----- Input material
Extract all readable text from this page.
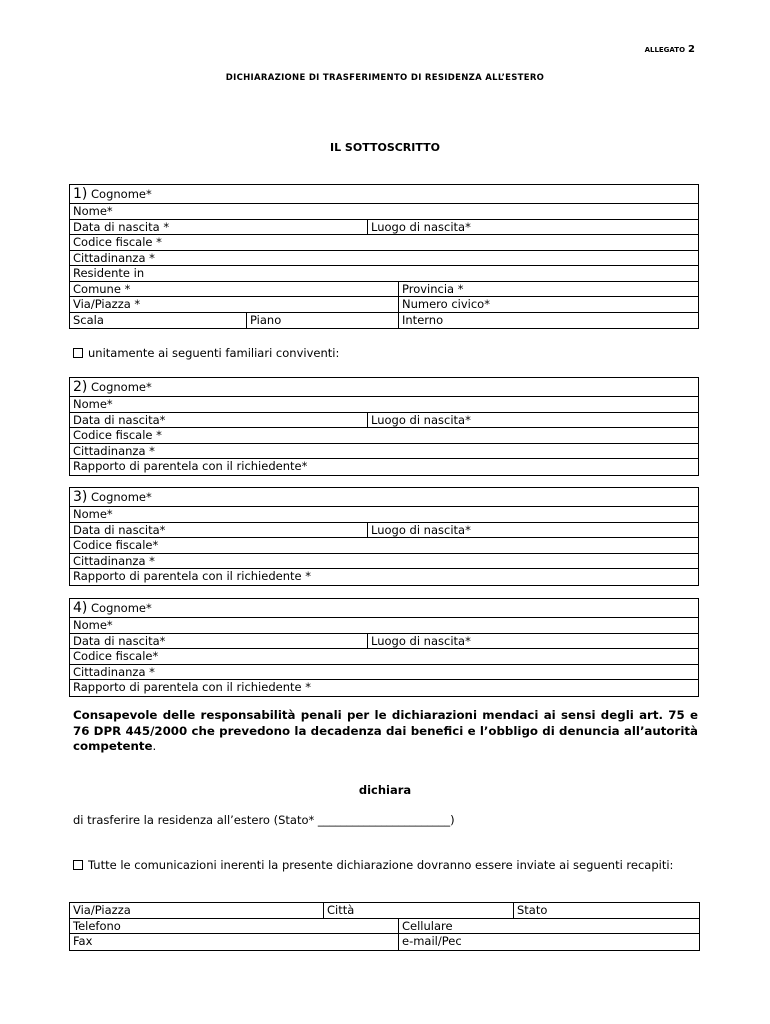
ALLEGATO 2
DICHIARAZIONE DI TRASFERIMENTO DI RESIDENZA ALL’ESTERO
IL SOTTOSCRITTO
1) Cognome*
Nome*
Data di nascita *	Luogo di nascita*
Codice fiscale *
Cittadinanza *
Residente in
Comune *	Provincia *
Via/Piazza *	Numero civico*
Scala	Piano	Interno
unitamente ai seguenti familiari conviventi:
2) Cognome*
Nome*
Data di nascita*	Luogo di nascita*
Codice fiscale *
Cittadinanza *
Rapporto di parentela con il richiedente*
3) Cognome*
Nome*
Data di nascita*	Luogo di nascita*
Codice fiscale*
Cittadinanza *
Rapporto di parentela con il richiedente *
4) Cognome*
Nome*
Data di nascita*	Luogo di nascita*
Codice fiscale*
Cittadinanza *
Rapporto di parentela con il richiedente *
Consapevole delle responsabilità penali per le dichiarazioni mendaci ai sensi degli art. 75 e 76 DPR 445/2000 che prevedono la decadenza dai benefici e l’obbligo di denuncia all’autorità competente.
dichiara
di trasferire la residenza all’estero (Stato* _______________________)
Tutte le comunicazioni inerenti la presente dichiarazione dovranno essere inviate ai seguenti recapiti:
Via/Piazza	Città	Stato
Telefono	Cellulare
Fax	e-mail/Pec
----------
**Aim**: Leave out the pictures and copy everything else in the records word for word.

**Final result**:
Extract all readable text from this page.
ALLEGATO 2
DICHIARAZIONE DI TRASFERIMENTO DI RESIDENZA ALL’ESTERO
IL SOTTOSCRITTO
1) Cognome*
Nome*
Data di nascita *	Luogo di nascita*
Codice fiscale *
Cittadinanza *
Residente in
Comune *	Provincia *
Via/Piazza *	Numero civico*
Scala	Piano	Interno
unitamente ai seguenti familiari conviventi:
2) Cognome*
Nome*
Data di nascita*	Luogo di nascita*
Codice fiscale *
Cittadinanza *
Rapporto di parentela con il richiedente*
3) Cognome*
Nome*
Data di nascita*	Luogo di nascita*
Codice fiscale*
Cittadinanza *
Rapporto di parentela con il richiedente *
4) Cognome*
Nome*
Data di nascita*	Luogo di nascita*
Codice fiscale*
Cittadinanza *
Rapporto di parentela con il richiedente *
Consapevole delle responsabilità penali per le dichiarazioni mendaci ai sensi degli art. 75 e 76 DPR 445/2000 che prevedono la decadenza dai benefici e l’obbligo di denuncia all’autorità competente.
dichiara
di trasferire la residenza all’estero (Stato* _______________________)
Tutte le comunicazioni inerenti la presente dichiarazione dovranno essere inviate ai seguenti recapiti:
Via/Piazza	Città	Stato
Telefono	Cellulare
Fax	e-mail/Pec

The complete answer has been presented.